--- start ---

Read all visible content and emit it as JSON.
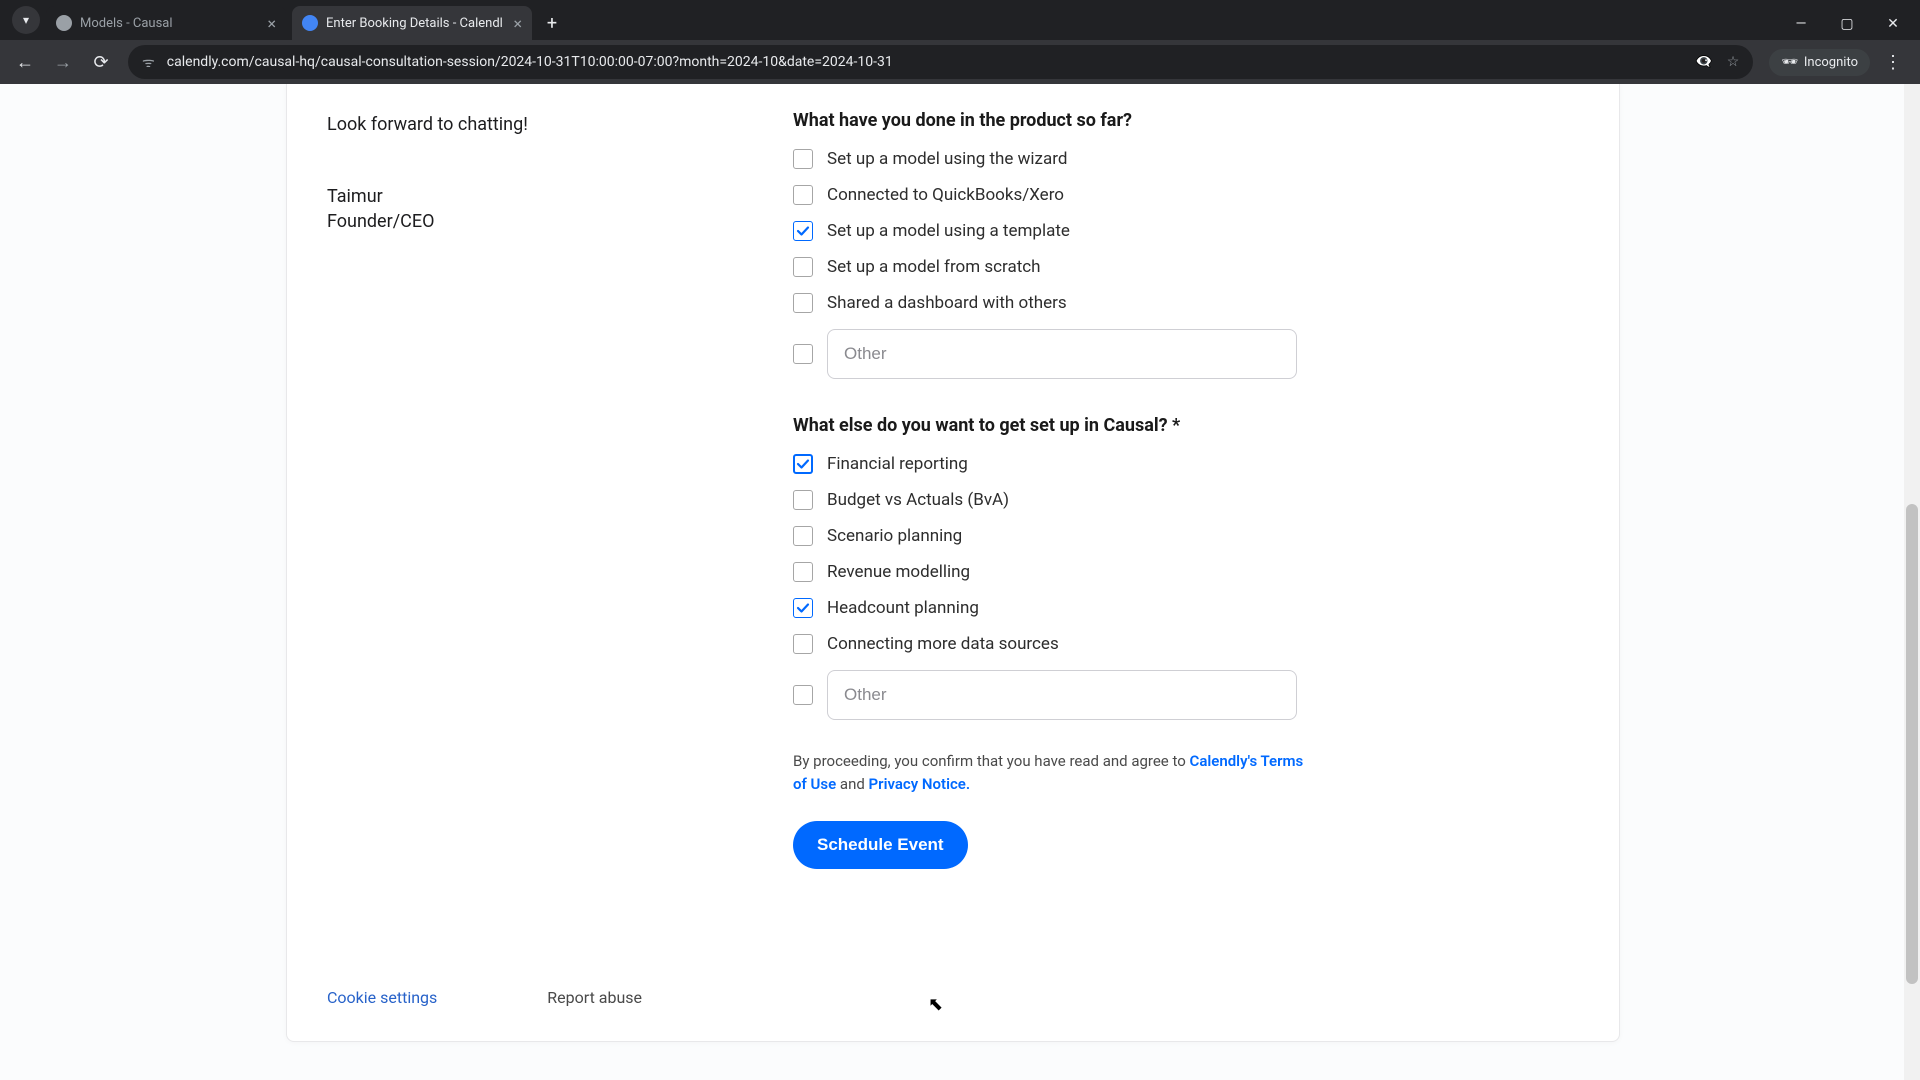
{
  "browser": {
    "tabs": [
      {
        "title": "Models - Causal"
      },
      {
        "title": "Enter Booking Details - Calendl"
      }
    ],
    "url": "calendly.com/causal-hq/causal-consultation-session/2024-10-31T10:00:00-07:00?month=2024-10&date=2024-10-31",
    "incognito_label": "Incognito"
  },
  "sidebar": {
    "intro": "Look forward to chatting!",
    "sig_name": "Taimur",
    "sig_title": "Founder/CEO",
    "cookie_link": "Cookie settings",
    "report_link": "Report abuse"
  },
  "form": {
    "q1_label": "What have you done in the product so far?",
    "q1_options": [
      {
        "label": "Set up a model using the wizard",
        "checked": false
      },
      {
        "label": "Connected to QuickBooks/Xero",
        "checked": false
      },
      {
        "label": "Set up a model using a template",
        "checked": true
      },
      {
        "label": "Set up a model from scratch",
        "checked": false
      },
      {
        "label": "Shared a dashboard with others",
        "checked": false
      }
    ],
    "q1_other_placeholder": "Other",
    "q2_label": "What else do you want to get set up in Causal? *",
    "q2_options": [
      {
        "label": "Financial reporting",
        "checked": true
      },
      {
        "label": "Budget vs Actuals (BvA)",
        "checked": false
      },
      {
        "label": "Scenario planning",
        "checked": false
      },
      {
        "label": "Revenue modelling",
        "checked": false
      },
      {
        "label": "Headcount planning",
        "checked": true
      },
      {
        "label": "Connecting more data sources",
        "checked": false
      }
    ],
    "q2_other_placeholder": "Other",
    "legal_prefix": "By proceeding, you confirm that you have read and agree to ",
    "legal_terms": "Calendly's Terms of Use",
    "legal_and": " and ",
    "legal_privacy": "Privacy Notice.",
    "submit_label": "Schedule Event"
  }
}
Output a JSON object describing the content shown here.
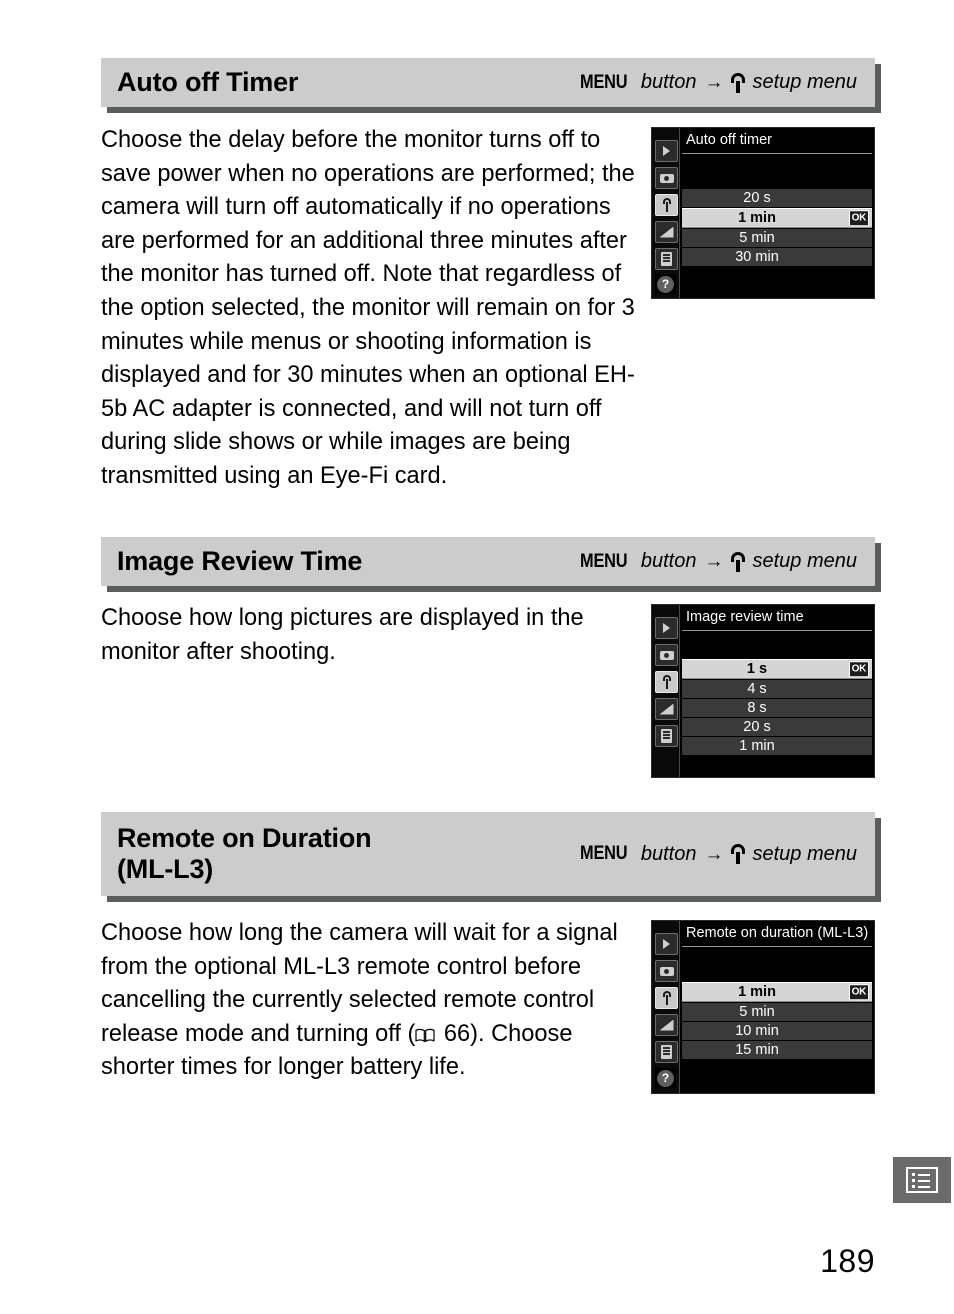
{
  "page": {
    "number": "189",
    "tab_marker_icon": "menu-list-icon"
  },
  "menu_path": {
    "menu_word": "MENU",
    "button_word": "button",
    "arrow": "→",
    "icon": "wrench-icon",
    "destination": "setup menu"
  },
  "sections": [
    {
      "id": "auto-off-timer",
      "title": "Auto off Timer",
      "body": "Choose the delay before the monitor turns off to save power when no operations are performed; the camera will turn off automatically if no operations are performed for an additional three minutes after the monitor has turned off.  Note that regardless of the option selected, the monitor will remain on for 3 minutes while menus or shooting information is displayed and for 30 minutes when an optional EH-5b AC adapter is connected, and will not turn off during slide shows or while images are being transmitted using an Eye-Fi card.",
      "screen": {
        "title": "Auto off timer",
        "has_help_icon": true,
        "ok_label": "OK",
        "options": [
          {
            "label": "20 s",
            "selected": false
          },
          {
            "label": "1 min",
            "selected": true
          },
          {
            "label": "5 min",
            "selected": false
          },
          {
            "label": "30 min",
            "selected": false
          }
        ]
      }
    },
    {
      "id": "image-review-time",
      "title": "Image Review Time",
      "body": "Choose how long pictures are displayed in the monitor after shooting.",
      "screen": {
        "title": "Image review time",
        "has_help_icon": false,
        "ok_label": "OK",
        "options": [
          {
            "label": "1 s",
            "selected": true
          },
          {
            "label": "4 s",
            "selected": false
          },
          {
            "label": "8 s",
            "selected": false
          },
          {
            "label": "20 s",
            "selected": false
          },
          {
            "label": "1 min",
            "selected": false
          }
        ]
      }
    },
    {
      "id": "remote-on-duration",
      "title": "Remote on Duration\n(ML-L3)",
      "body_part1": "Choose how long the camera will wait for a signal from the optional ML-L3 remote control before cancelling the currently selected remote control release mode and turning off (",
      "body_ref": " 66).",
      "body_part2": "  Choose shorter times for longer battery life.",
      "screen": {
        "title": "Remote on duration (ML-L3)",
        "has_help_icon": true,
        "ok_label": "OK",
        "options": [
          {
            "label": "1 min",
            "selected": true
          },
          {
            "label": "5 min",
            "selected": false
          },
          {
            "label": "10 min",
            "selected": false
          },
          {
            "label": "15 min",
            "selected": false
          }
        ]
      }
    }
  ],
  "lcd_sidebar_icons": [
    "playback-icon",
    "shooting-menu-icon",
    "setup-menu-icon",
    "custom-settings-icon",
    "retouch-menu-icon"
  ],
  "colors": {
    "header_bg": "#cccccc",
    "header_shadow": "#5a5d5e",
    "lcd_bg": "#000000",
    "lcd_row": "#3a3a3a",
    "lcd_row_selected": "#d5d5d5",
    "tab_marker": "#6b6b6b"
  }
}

--- end ---
--- start ---

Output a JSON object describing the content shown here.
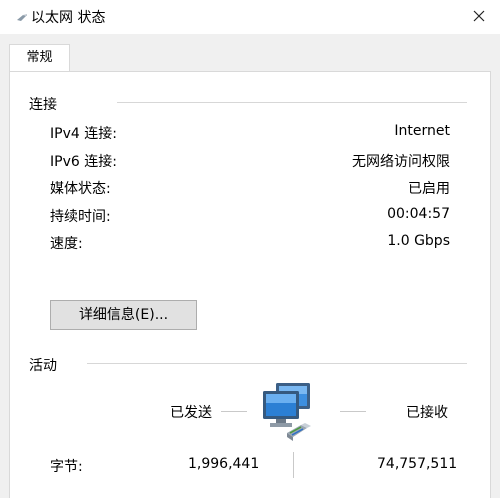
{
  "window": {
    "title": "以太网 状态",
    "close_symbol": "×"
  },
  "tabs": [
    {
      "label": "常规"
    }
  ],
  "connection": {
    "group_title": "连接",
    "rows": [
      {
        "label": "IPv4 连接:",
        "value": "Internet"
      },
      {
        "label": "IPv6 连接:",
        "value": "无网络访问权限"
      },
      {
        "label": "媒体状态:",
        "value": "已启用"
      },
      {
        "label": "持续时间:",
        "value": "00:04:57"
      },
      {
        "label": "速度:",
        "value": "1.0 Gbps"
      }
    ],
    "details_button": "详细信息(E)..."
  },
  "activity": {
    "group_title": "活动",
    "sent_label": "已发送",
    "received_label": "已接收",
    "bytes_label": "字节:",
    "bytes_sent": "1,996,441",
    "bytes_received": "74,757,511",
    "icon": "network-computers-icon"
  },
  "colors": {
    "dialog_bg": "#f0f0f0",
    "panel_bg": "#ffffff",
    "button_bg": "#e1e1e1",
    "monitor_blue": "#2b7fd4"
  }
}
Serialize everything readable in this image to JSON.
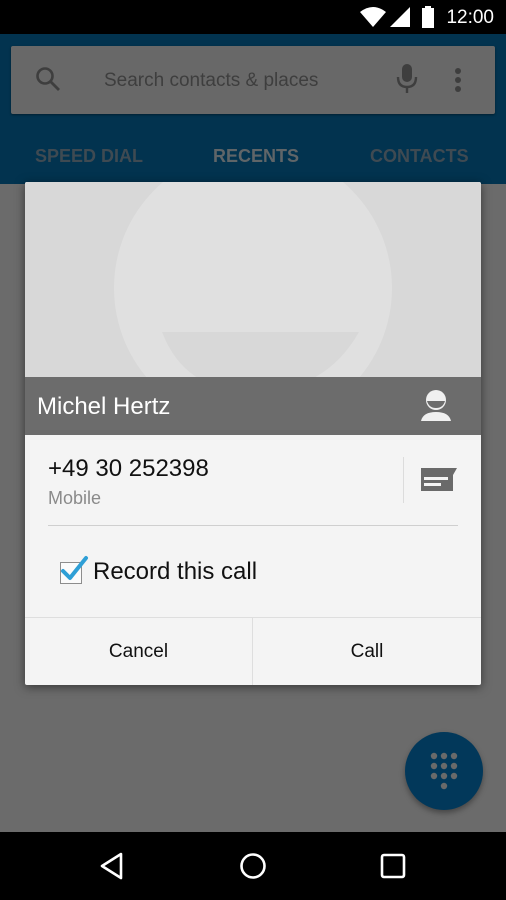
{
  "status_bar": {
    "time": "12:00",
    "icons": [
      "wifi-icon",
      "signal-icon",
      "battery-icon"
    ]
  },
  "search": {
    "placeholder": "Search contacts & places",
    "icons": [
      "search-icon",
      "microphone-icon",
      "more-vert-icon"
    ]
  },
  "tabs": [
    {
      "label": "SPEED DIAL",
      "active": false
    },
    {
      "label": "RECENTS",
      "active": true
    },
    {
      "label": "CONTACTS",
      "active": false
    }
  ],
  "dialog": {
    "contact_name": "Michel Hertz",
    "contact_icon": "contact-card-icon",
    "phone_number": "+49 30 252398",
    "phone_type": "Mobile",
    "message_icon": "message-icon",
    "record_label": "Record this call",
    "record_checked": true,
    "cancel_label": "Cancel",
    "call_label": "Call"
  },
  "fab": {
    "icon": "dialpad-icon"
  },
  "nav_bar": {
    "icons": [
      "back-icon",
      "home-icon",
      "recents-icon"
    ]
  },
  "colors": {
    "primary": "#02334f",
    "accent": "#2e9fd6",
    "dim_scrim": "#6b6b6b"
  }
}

--- end ---

The problem: From the data above, count the lines where "shooting" occurs and give that figure and nothing else.

Solution for this task: 3